Dataset rows about figures
──────────
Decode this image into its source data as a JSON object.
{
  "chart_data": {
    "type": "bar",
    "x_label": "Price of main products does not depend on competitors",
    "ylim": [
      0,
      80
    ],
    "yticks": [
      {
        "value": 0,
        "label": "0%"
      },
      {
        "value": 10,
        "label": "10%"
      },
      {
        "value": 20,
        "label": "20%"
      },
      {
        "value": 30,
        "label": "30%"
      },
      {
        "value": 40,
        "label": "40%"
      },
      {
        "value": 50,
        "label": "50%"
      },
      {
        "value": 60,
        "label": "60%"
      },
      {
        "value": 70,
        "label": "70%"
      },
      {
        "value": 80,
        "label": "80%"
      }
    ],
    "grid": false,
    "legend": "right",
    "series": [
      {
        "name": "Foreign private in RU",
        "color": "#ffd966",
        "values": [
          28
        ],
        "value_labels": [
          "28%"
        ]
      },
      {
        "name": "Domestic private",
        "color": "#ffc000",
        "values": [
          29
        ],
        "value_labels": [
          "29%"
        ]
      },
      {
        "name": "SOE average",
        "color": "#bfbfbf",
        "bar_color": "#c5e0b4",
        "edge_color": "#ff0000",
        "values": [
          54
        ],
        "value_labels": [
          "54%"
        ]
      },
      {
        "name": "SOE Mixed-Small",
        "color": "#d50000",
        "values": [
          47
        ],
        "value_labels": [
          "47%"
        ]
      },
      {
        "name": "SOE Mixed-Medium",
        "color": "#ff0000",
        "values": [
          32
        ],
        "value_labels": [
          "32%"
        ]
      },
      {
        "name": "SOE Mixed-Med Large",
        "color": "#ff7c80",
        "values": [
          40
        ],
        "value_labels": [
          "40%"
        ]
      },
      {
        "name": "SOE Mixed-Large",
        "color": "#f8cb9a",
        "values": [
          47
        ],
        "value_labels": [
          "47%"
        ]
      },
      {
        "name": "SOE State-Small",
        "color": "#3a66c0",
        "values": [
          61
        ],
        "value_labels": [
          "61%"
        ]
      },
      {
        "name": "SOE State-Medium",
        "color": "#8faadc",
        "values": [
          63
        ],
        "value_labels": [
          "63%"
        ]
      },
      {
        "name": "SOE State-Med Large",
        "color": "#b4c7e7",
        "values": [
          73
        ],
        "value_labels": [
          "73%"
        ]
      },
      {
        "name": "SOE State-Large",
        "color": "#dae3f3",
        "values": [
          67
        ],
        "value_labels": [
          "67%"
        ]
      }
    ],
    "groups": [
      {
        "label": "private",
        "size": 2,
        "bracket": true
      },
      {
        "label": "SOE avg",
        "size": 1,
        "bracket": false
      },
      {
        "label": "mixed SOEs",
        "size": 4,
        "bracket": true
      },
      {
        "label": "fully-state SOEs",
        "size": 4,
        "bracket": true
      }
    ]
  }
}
──────────
Where a line of the entries contains the word "private", copy that line.

- _OUTPUT FOR THIS TASK_:
        "name": "Foreign private in RU",
        "name": "Domestic private",
        "label": "private",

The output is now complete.